Task description
Reproduce every entry that follows word for word, but omit the images.

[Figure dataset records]
◇ ◇ ◇ ◇ ◇ ◇ ◇

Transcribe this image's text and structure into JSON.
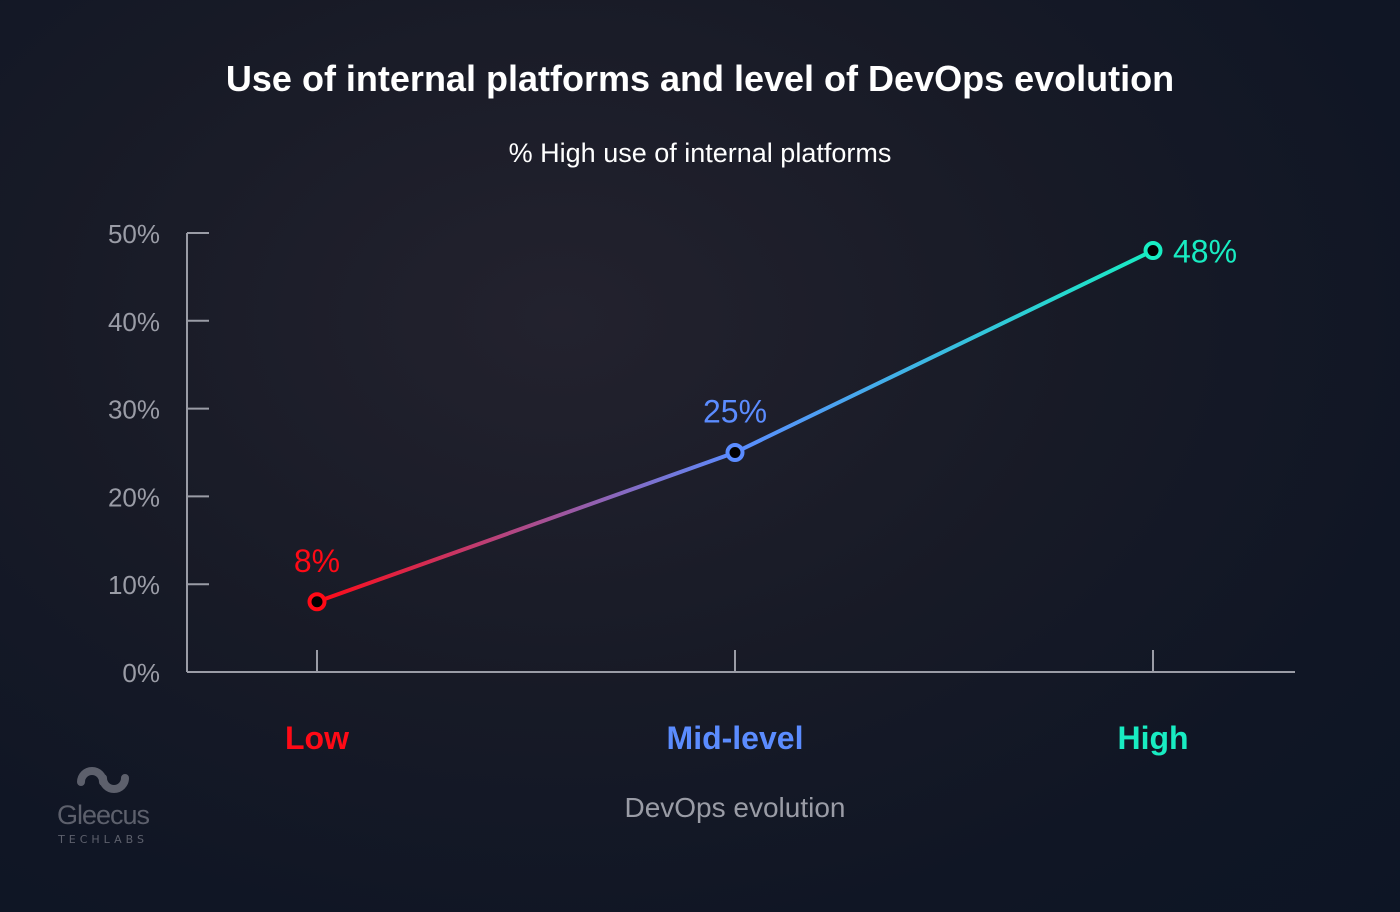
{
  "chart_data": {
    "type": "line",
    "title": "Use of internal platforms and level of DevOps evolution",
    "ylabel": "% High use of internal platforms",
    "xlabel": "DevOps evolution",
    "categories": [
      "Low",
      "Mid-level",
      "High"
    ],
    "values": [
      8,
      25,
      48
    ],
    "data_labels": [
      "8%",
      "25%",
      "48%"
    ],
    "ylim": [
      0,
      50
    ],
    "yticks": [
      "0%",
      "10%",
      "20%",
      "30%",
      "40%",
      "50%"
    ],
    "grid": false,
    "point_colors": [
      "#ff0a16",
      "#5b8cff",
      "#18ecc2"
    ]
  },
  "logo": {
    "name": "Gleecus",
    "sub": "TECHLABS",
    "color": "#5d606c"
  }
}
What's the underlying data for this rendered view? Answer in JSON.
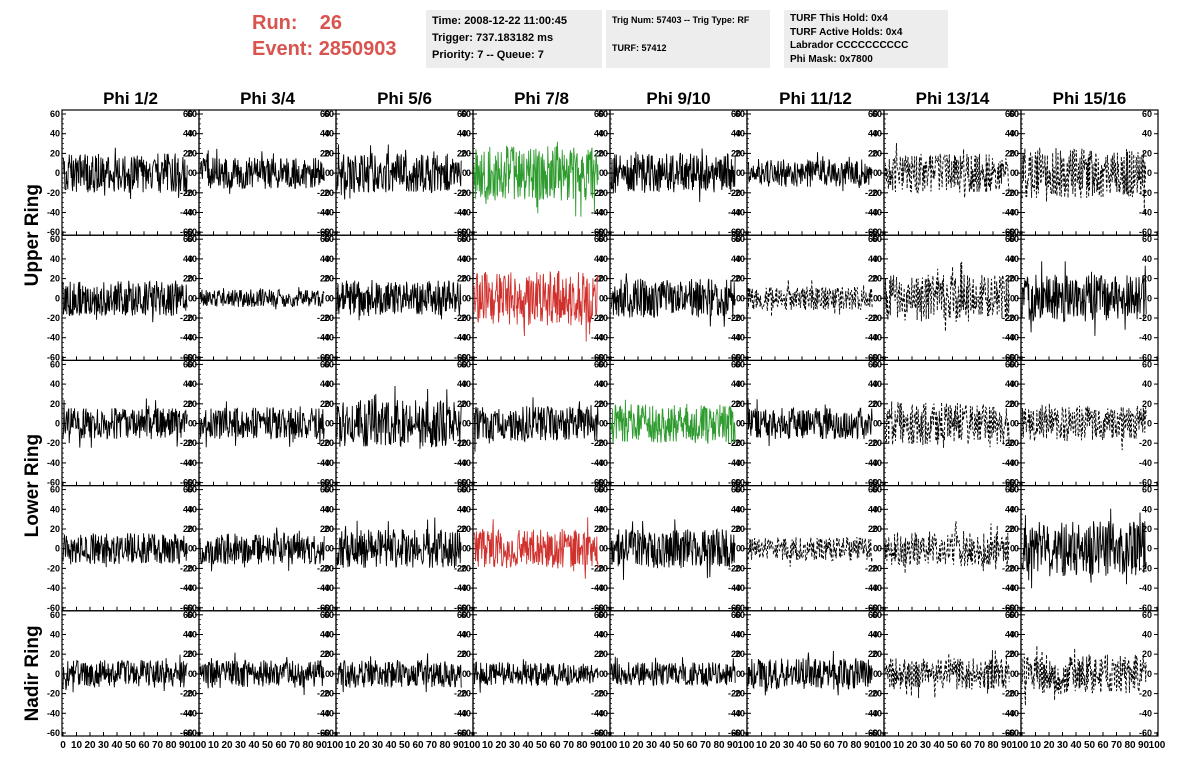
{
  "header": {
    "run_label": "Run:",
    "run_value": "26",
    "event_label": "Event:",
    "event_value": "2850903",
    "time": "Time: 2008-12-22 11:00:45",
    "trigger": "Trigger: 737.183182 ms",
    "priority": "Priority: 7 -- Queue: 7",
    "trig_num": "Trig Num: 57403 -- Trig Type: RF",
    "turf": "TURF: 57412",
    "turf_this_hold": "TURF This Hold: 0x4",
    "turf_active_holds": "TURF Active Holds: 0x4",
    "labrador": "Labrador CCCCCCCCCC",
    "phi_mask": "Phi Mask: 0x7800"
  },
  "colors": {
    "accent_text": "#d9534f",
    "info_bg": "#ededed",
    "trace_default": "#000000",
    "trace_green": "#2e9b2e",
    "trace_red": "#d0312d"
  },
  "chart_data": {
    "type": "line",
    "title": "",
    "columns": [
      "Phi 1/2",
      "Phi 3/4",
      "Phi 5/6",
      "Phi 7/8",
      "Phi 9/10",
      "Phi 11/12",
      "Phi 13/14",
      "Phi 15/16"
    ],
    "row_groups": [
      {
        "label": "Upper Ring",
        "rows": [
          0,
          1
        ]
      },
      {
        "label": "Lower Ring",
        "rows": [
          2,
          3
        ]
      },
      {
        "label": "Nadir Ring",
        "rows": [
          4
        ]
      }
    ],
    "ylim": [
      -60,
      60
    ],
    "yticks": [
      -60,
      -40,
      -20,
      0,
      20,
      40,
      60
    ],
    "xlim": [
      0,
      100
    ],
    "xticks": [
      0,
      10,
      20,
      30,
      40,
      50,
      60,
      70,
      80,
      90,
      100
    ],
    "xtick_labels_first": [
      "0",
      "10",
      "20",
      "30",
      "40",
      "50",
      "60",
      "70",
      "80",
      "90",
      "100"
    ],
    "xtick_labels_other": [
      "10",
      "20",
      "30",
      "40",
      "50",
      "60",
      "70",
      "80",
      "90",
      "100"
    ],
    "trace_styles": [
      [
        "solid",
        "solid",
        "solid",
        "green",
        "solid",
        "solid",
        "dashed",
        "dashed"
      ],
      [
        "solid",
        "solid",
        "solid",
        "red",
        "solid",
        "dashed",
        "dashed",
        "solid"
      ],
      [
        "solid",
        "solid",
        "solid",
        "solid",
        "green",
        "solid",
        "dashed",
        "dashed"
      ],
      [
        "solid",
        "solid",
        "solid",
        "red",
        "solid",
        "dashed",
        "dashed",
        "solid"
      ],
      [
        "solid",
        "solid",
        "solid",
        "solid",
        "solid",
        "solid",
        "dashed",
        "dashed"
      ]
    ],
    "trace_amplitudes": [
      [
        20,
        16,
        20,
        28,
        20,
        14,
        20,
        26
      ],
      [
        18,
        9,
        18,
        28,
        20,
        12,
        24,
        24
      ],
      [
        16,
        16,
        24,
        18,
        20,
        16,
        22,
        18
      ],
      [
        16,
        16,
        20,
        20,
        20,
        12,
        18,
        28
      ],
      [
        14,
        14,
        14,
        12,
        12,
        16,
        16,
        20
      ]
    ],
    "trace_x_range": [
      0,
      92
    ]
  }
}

◇ ◇ ◇ ◇ ◇ ◇ ◇

Task answer
Transcribe this image's text and structure into JSON.
{
  "chart_data": {
    "type": "line",
    "title": "Use of internal platforms and level of DevOps evolution",
    "ylabel": "% High use of internal platforms",
    "xlabel": "DevOps evolution",
    "categories": [
      "Low",
      "Mid-level",
      "High"
    ],
    "values": [
      8,
      25,
      48
    ],
    "data_labels": [
      "8%",
      "25%",
      "48%"
    ],
    "ylim": [
      0,
      50
    ],
    "yticks": [
      "0%",
      "10%",
      "20%",
      "30%",
      "40%",
      "50%"
    ],
    "grid": false,
    "point_colors": [
      "#ff0a16",
      "#5b8cff",
      "#18ecc2"
    ]
  },
  "logo": {
    "name": "Gleecus",
    "sub": "TECHLABS",
    "color": "#5d606c"
  }
}
What's the underlying data for this rendered view? Answer in JSON.
{
  "header": {
    "run_label": "Run:",
    "run_value": "26",
    "event_label": "Event:",
    "event_value": "2850903",
    "time": "Time: 2008-12-22 11:00:45",
    "trigger": "Trigger: 737.183182 ms",
    "priority": "Priority: 7 -- Queue: 7",
    "trig_num": "Trig Num: 57403 -- Trig Type: RF",
    "turf": "TURF: 57412",
    "turf_this_hold": "TURF This Hold: 0x4",
    "turf_active_holds": "TURF Active Holds: 0x4",
    "labrador": "Labrador CCCCCCCCCC",
    "phi_mask": "Phi Mask: 0x7800"
  },
  "colors": {
    "accent_text": "#d9534f",
    "info_bg": "#ededed",
    "trace_default": "#000000",
    "trace_green": "#2e9b2e",
    "trace_red": "#d0312d"
  },
  "chart_data": {
    "type": "line",
    "title": "",
    "columns": [
      "Phi 1/2",
      "Phi 3/4",
      "Phi 5/6",
      "Phi 7/8",
      "Phi 9/10",
      "Phi 11/12",
      "Phi 13/14",
      "Phi 15/16"
    ],
    "row_groups": [
      {
        "label": "Upper Ring",
        "rows": [
          0,
          1
        ]
      },
      {
        "label": "Lower Ring",
        "rows": [
          2,
          3
        ]
      },
      {
        "label": "Nadir Ring",
        "rows": [
          4
        ]
      }
    ],
    "ylim": [
      -60,
      60
    ],
    "yticks": [
      -60,
      -40,
      -20,
      0,
      20,
      40,
      60
    ],
    "xlim": [
      0,
      100
    ],
    "xticks": [
      0,
      10,
      20,
      30,
      40,
      50,
      60,
      70,
      80,
      90,
      100
    ],
    "xtick_labels_first": [
      "0",
      "10",
      "20",
      "30",
      "40",
      "50",
      "60",
      "70",
      "80",
      "90",
      "100"
    ],
    "xtick_labels_other": [
      "10",
      "20",
      "30",
      "40",
      "50",
      "60",
      "70",
      "80",
      "90",
      "100"
    ],
    "trace_styles": [
      [
        "solid",
        "solid",
        "solid",
        "green",
        "solid",
        "solid",
        "dashed",
        "dashed"
      ],
      [
        "solid",
        "solid",
        "solid",
        "red",
        "solid",
        "dashed",
        "dashed",
        "solid"
      ],
      [
        "solid",
        "solid",
        "solid",
        "solid",
        "green",
        "solid",
        "dashed",
        "dashed"
      ],
      [
        "solid",
        "solid",
        "solid",
        "red",
        "solid",
        "dashed",
        "dashed",
        "solid"
      ],
      [
        "solid",
        "solid",
        "solid",
        "solid",
        "solid",
        "solid",
        "dashed",
        "dashed"
      ]
    ],
    "trace_amplitudes": [
      [
        20,
        16,
        20,
        28,
        20,
        14,
        20,
        26
      ],
      [
        18,
        9,
        18,
        28,
        20,
        12,
        24,
        24
      ],
      [
        16,
        16,
        24,
        18,
        20,
        16,
        22,
        18
      ],
      [
        16,
        16,
        20,
        20,
        20,
        12,
        18,
        28
      ],
      [
        14,
        14,
        14,
        12,
        12,
        16,
        16,
        20
      ]
    ],
    "trace_x_range": [
      0,
      92
    ]
  }
}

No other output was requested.